— Short task —
Check each line of the records below and collect those that include the word "style".

○ ○ ○ ○ ○ ○ ○

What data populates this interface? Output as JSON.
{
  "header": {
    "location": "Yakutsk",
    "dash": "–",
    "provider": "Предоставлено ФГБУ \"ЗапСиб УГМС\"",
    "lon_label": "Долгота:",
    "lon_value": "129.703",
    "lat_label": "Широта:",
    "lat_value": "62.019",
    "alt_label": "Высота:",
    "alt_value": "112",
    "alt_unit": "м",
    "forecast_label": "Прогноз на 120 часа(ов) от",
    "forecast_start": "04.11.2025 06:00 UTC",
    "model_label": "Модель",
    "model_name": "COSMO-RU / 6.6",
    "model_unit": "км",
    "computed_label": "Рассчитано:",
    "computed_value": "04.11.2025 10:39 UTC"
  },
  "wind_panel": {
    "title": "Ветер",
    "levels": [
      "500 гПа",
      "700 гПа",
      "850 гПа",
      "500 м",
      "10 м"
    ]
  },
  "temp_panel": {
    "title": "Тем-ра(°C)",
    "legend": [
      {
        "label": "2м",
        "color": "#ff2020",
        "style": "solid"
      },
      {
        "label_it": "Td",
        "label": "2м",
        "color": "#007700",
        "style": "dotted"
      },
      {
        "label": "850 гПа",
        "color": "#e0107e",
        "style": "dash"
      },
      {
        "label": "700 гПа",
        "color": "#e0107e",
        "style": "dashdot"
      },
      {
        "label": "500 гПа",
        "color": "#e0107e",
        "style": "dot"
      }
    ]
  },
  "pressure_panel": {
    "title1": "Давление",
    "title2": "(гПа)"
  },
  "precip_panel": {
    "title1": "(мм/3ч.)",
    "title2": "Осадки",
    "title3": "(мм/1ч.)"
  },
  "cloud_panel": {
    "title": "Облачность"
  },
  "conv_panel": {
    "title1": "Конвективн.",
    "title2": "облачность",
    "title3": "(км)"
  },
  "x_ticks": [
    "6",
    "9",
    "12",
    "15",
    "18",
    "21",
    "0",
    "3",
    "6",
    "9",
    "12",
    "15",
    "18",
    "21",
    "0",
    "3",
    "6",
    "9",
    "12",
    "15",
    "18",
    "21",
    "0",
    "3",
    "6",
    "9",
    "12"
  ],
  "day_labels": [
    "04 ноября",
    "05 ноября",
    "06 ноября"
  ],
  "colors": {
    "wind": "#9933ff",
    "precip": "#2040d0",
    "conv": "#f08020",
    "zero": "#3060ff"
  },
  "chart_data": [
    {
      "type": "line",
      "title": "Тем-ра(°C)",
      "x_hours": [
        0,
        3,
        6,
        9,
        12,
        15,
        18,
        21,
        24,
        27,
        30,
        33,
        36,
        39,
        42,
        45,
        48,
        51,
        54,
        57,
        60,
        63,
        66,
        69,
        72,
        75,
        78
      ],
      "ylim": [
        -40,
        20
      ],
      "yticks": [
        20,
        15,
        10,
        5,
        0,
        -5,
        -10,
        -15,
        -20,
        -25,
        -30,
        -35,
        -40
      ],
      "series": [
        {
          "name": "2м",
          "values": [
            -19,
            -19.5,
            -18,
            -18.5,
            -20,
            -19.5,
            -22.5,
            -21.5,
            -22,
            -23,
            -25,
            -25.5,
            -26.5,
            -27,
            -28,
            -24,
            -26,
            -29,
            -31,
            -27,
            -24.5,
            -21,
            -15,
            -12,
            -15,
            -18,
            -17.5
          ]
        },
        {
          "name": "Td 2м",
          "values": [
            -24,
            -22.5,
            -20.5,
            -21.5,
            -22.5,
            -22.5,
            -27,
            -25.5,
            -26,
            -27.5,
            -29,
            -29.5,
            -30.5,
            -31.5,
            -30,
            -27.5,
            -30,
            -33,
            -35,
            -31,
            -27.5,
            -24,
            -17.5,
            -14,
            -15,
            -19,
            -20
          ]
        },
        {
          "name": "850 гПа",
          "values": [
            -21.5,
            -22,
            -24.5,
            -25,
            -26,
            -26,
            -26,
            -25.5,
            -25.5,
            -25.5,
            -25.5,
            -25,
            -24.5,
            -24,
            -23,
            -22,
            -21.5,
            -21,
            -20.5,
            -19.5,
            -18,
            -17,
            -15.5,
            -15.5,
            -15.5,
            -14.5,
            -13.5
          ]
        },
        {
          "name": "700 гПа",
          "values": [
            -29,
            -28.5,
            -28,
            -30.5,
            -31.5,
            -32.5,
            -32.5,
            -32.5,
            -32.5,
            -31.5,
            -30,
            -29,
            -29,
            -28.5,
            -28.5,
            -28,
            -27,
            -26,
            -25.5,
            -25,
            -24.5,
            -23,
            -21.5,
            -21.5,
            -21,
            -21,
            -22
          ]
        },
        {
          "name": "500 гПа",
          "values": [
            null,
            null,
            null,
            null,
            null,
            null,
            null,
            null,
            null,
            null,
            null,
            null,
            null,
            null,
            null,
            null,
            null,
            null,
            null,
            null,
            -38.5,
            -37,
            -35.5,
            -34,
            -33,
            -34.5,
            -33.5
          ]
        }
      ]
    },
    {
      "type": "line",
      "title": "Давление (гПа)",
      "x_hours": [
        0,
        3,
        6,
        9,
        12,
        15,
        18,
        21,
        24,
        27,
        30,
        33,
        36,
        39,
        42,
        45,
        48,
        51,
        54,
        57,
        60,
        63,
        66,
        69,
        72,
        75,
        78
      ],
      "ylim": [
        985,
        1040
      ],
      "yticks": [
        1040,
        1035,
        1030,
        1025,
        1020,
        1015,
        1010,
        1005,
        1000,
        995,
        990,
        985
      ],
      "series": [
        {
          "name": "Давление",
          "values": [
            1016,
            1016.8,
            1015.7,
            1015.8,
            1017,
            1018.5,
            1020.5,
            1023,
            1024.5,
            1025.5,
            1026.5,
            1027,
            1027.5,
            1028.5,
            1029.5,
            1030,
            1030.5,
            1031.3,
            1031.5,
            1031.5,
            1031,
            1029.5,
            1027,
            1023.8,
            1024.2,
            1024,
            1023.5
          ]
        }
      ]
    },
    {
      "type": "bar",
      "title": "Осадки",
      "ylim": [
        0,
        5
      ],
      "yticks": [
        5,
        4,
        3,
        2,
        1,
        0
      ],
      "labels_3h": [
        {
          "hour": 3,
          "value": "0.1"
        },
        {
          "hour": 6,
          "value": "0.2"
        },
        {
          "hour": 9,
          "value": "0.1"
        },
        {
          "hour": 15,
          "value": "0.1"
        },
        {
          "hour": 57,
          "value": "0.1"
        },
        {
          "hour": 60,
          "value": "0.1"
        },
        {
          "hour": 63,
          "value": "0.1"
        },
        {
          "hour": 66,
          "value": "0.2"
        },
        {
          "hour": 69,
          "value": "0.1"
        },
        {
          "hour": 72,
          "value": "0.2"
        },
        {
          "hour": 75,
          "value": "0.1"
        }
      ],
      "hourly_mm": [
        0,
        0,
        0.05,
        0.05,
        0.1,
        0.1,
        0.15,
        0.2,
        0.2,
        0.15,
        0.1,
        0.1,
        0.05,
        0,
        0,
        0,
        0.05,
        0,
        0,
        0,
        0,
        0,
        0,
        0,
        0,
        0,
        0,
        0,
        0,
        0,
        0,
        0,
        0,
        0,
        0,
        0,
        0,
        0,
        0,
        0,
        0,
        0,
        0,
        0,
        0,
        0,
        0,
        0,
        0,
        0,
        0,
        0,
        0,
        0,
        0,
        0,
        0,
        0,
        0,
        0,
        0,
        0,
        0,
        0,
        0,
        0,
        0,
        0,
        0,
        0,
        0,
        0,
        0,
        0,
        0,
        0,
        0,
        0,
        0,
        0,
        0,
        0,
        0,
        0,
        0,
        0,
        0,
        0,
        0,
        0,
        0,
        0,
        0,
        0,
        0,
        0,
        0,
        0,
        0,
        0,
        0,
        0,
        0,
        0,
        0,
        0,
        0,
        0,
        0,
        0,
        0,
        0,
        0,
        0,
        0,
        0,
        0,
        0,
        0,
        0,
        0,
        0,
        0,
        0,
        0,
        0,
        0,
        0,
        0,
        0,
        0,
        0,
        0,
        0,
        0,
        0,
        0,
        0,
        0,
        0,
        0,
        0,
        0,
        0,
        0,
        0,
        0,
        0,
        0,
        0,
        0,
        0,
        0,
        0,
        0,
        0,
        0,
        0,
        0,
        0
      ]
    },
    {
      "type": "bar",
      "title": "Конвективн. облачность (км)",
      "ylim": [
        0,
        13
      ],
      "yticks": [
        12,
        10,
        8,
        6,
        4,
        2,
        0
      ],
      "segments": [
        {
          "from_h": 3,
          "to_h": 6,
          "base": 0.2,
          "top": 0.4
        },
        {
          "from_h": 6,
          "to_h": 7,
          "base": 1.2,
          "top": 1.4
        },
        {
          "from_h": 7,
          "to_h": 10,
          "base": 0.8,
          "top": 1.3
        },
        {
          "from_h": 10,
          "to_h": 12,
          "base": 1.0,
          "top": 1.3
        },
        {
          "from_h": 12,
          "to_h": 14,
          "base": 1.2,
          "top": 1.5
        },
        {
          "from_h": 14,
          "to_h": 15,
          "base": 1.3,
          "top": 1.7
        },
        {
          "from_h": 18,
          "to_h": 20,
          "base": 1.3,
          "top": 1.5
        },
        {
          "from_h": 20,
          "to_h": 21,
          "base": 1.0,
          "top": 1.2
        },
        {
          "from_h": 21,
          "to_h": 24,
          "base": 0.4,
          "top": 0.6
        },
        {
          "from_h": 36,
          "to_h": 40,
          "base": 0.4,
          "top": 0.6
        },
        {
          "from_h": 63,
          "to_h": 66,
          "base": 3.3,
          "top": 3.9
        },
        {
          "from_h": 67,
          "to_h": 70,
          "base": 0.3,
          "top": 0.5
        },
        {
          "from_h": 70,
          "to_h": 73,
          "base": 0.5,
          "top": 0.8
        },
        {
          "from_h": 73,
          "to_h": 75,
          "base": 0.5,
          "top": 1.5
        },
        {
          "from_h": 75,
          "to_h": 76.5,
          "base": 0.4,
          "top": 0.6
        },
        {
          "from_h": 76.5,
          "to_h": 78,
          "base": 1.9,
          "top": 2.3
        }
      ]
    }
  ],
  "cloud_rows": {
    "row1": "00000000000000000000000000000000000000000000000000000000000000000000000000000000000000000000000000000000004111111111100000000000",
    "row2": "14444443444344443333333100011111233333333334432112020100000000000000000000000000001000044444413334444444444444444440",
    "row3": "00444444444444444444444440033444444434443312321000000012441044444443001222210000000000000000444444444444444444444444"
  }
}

○ ○ ○ ○ ○ ○ ○

— Output of the exercise —
        "style": "solid"
        "style": "dotted"
        "style": "dash"
        "style": "dashdot"
        "style": "dot"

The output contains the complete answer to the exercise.